> [TASK DETAILS]
Set the listing down again in full, word for word, with the pictures left out.

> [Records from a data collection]
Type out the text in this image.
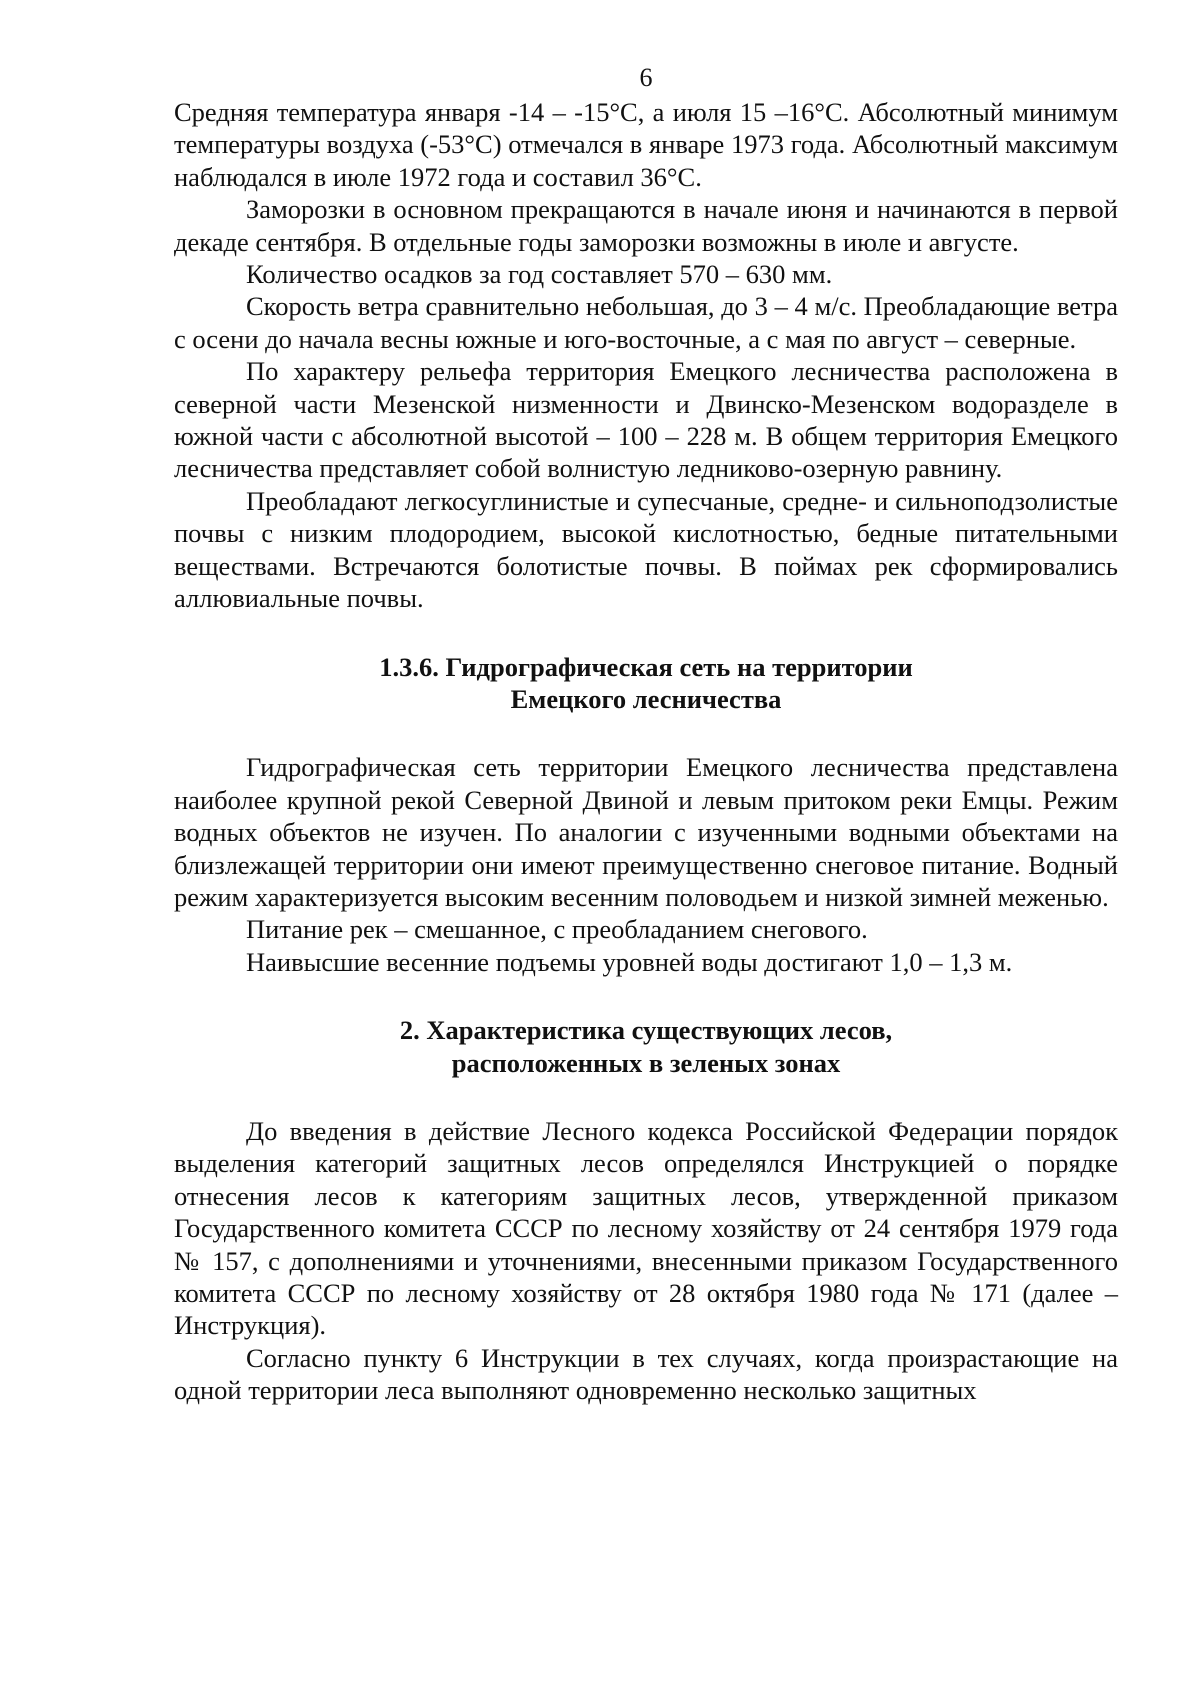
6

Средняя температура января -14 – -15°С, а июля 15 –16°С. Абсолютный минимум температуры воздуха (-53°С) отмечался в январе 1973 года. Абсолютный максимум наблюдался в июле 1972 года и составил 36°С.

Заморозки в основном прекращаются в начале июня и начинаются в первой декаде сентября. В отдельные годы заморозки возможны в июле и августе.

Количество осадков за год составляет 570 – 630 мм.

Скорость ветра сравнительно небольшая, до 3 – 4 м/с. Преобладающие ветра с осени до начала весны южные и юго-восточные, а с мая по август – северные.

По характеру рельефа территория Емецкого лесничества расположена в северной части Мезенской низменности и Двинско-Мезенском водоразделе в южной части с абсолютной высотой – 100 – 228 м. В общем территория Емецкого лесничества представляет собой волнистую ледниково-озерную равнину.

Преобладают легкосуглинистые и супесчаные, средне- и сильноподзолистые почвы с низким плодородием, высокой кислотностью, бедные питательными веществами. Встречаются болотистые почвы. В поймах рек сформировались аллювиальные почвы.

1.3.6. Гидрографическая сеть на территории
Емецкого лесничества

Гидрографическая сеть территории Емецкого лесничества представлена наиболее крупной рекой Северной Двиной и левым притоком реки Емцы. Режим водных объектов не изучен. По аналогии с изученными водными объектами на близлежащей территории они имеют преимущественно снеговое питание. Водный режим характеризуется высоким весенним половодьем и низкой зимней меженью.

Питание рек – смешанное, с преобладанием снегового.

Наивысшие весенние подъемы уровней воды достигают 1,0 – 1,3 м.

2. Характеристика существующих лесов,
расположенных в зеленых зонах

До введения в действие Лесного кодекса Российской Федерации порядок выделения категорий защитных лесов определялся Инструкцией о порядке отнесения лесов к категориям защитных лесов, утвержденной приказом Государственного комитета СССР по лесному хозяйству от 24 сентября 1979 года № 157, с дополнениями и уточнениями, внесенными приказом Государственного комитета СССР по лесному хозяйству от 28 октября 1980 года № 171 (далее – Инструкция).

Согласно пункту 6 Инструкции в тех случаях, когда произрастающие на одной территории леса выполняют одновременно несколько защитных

> [REPLY TO THE EXERCISE]
Type out the text in this image.
6

Средняя температура января -14 – -15°С, а июля 15 –16°С. Абсолютный минимум температуры воздуха (-53°С) отмечался в январе 1973 года. Абсолютный максимум наблюдался в июле 1972 года и составил 36°С.

Заморозки в основном прекращаются в начале июня и начинаются в первой декаде сентября. В отдельные годы заморозки возможны в июле и августе.

Количество осадков за год составляет 570 – 630 мм.

Скорость ветра сравнительно небольшая, до 3 – 4 м/с. Преобладающие ветра с осени до начала весны южные и юго-восточные, а с мая по август – северные.

По характеру рельефа территория Емецкого лесничества расположена в северной части Мезенской низменности и Двинско-Мезенском водоразделе в южной части с абсолютной высотой – 100 – 228 м. В общем территория Емецкого лесничества представляет собой волнистую ледниково-озерную равнину.

Преобладают легкосуглинистые и супесчаные, средне- и сильноподзолистые почвы с низким плодородием, высокой кислотностью, бедные питательными веществами. Встречаются болотистые почвы. В поймах рек сформировались аллювиальные почвы.

1.3.6. Гидрографическая сеть на территории
Емецкого лесничества

Гидрографическая сеть территории Емецкого лесничества представлена наиболее крупной рекой Северной Двиной и левым притоком реки Емцы. Режим водных объектов не изучен. По аналогии с изученными водными объектами на близлежащей территории они имеют преимущественно снеговое питание. Водный режим характеризуется высоким весенним половодьем и низкой зимней меженью.

Питание рек – смешанное, с преобладанием снегового.

Наивысшие весенние подъемы уровней воды достигают 1,0 – 1,3 м.

2. Характеристика существующих лесов,
расположенных в зеленых зонах

До введения в действие Лесного кодекса Российской Федерации порядок выделения категорий защитных лесов определялся Инструкцией о порядке отнесения лесов к категориям защитных лесов, утвержденной приказом Государственного комитета СССР по лесному хозяйству от 24 сентября 1979 года № 157, с дополнениями и уточнениями, внесенными приказом Государственного комитета СССР по лесному хозяйству от 28 октября 1980 года № 171 (далее – Инструкция).

Согласно пункту 6 Инструкции в тех случаях, когда произрастающие на одной территории леса выполняют одновременно несколько защитных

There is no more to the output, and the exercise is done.